Saved data entries:

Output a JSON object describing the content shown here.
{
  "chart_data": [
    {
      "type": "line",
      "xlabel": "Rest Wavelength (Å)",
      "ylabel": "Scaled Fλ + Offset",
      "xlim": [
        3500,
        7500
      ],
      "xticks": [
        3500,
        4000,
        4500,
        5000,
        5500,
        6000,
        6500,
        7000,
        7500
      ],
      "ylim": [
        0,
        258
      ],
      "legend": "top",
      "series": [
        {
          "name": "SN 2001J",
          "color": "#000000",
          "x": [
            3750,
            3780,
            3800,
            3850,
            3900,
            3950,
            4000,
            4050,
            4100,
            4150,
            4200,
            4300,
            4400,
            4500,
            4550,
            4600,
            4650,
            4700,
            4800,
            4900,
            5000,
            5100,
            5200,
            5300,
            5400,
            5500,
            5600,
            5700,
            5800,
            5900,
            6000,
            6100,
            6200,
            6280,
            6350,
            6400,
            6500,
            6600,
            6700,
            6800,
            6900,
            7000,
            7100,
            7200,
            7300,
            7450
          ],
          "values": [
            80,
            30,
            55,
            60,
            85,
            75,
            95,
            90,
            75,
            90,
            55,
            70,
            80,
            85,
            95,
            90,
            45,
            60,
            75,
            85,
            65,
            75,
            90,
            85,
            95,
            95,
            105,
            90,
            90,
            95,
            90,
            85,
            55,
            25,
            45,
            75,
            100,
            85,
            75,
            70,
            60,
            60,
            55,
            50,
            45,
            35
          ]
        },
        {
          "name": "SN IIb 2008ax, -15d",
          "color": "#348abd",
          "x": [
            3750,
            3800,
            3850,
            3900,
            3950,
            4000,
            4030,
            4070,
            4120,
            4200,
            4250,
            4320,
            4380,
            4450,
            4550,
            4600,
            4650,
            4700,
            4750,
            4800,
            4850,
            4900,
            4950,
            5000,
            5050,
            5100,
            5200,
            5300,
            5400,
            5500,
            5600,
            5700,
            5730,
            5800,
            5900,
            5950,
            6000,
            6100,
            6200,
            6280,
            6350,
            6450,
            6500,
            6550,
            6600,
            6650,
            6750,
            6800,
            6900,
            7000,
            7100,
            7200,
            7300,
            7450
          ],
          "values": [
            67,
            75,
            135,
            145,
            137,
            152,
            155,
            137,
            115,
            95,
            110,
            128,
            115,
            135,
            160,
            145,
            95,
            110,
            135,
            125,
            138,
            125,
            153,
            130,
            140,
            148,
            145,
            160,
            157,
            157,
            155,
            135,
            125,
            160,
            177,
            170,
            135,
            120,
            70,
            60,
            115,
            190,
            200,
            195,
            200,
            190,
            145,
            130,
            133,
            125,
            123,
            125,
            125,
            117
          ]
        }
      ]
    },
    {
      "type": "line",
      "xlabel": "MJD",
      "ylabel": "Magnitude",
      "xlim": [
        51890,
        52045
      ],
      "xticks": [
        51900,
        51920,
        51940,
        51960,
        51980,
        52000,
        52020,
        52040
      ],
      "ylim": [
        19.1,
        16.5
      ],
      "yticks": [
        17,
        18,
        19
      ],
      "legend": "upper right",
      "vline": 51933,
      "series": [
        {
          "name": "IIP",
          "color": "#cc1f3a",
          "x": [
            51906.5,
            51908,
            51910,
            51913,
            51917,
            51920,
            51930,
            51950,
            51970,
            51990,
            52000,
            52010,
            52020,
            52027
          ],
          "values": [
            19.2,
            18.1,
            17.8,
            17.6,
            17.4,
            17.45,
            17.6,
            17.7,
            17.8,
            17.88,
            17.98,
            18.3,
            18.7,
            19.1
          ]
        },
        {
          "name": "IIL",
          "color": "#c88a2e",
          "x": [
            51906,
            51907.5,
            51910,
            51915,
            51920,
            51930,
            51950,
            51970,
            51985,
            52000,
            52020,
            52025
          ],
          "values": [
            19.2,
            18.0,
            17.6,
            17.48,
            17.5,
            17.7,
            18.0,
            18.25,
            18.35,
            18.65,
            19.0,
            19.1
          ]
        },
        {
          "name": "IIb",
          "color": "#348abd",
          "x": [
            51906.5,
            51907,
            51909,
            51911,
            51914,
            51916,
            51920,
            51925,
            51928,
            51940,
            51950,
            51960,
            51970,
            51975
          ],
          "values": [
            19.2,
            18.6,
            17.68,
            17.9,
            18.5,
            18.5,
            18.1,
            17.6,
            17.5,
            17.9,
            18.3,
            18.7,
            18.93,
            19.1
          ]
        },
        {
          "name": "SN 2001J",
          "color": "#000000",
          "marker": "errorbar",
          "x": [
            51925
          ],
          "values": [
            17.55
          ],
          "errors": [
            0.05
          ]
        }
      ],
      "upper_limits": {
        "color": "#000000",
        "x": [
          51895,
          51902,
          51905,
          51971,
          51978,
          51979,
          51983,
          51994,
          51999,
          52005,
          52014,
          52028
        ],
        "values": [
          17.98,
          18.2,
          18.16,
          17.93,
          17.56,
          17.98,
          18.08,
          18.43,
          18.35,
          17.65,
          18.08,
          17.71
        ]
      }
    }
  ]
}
---
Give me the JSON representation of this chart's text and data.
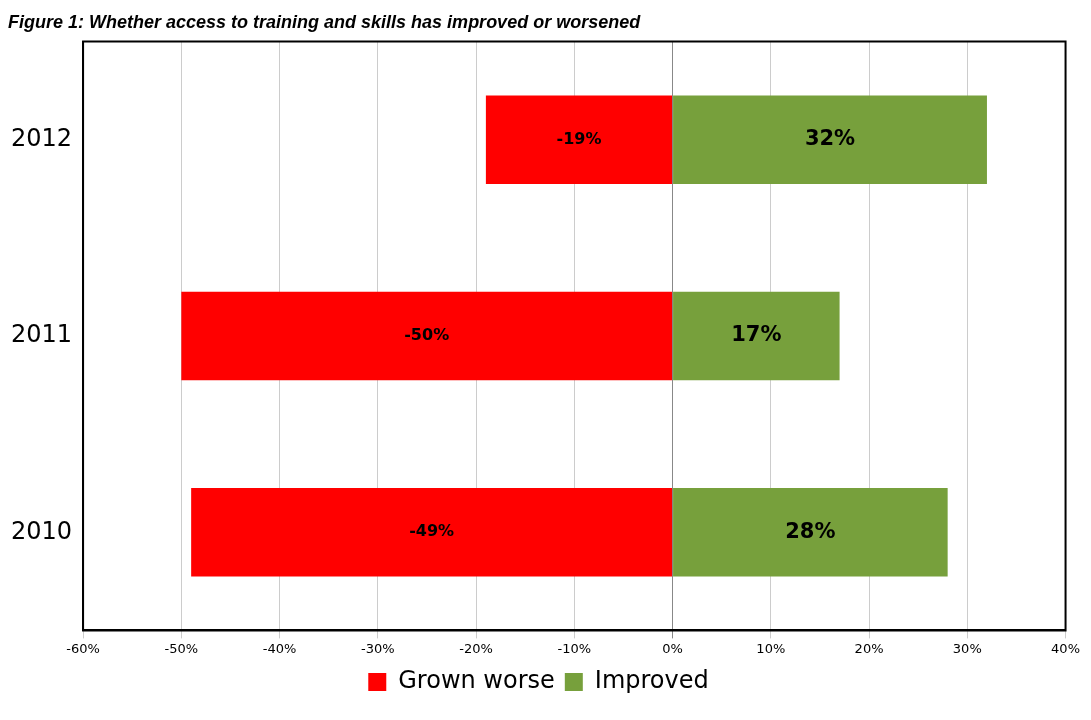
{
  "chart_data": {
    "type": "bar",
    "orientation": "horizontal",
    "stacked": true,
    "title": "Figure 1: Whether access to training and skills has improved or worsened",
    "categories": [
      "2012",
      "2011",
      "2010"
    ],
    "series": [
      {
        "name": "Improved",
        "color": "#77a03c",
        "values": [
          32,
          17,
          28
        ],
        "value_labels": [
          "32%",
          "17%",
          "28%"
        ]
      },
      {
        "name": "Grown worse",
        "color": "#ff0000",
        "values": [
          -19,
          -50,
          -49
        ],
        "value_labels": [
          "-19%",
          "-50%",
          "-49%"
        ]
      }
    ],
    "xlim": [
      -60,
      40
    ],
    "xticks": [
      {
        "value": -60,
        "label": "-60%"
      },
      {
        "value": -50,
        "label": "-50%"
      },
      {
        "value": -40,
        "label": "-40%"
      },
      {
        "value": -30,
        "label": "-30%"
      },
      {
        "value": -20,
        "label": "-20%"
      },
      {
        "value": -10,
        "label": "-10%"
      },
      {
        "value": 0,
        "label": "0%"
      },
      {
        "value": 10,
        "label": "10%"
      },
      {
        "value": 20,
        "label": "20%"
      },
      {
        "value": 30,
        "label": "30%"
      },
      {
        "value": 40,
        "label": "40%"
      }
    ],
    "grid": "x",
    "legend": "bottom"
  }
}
* * *
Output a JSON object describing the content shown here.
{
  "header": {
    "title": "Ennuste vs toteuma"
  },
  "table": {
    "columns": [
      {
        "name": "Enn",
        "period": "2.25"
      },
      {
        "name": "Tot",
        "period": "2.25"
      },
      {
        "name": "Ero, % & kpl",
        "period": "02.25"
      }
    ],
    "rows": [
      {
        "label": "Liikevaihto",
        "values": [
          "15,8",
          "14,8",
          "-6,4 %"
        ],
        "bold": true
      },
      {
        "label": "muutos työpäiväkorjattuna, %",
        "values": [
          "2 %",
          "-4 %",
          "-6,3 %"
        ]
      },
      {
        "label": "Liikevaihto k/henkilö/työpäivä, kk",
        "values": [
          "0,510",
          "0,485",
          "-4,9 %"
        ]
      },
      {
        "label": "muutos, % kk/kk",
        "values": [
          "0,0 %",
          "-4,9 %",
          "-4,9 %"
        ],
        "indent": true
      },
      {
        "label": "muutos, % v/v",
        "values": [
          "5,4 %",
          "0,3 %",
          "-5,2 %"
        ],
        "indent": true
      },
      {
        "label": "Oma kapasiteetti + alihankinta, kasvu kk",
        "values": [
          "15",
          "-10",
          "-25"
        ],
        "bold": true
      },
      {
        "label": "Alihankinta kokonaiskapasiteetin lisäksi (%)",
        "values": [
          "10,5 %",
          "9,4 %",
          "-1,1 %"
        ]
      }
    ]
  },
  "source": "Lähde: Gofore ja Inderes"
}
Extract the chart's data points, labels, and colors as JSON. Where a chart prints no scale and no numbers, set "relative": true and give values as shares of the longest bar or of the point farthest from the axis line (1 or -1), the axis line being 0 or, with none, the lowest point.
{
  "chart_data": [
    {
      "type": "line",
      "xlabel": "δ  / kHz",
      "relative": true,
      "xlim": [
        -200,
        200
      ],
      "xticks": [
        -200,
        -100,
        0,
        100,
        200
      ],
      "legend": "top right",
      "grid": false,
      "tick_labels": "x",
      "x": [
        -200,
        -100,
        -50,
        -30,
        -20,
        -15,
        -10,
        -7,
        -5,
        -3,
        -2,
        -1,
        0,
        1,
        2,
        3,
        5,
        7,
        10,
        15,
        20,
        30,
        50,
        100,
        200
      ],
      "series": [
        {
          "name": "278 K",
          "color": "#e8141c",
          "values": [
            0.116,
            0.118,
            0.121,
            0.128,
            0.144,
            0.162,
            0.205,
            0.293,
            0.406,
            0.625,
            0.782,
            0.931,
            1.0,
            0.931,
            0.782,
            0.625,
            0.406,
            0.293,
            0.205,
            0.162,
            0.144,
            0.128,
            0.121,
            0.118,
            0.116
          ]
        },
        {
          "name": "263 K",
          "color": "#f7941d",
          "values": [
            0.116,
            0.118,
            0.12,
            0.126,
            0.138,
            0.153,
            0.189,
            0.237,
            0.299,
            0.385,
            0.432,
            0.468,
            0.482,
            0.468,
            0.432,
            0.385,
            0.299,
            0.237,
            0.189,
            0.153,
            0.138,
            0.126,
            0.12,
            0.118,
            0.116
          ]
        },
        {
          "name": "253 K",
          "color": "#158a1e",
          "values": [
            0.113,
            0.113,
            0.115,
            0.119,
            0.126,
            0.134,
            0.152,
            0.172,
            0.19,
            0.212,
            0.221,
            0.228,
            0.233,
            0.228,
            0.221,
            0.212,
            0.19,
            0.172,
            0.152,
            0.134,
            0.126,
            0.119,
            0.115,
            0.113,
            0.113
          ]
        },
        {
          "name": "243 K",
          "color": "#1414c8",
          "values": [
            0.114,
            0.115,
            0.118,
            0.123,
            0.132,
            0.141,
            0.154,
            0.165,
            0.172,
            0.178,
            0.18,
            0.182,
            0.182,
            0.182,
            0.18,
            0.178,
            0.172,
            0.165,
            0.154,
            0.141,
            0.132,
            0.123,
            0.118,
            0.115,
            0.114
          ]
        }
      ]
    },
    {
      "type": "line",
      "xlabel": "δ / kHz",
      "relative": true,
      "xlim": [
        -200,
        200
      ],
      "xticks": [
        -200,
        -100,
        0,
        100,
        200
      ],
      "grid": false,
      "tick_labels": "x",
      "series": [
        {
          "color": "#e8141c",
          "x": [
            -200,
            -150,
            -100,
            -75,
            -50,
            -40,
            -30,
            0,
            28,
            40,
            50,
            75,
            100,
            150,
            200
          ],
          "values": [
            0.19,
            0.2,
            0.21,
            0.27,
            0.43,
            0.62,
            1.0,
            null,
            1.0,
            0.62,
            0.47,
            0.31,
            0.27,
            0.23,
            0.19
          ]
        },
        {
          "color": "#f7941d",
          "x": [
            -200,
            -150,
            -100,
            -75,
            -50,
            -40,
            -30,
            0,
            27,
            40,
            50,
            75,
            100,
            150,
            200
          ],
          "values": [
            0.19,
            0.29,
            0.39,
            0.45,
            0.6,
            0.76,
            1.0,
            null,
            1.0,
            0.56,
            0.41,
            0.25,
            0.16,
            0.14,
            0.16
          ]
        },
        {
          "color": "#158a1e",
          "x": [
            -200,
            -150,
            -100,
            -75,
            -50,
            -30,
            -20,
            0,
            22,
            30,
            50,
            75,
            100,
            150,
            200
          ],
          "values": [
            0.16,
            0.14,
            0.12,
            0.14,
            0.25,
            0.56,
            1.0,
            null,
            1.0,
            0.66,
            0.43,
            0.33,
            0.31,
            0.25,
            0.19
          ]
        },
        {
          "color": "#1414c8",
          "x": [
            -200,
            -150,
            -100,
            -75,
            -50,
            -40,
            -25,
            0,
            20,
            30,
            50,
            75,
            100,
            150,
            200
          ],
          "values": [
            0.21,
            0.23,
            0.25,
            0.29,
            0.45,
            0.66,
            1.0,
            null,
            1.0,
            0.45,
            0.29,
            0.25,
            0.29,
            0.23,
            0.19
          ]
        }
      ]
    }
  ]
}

DO THIS:
State the count of lines in the data holding the word "muutos", adding nothing to it.

FINISHED TASK:
3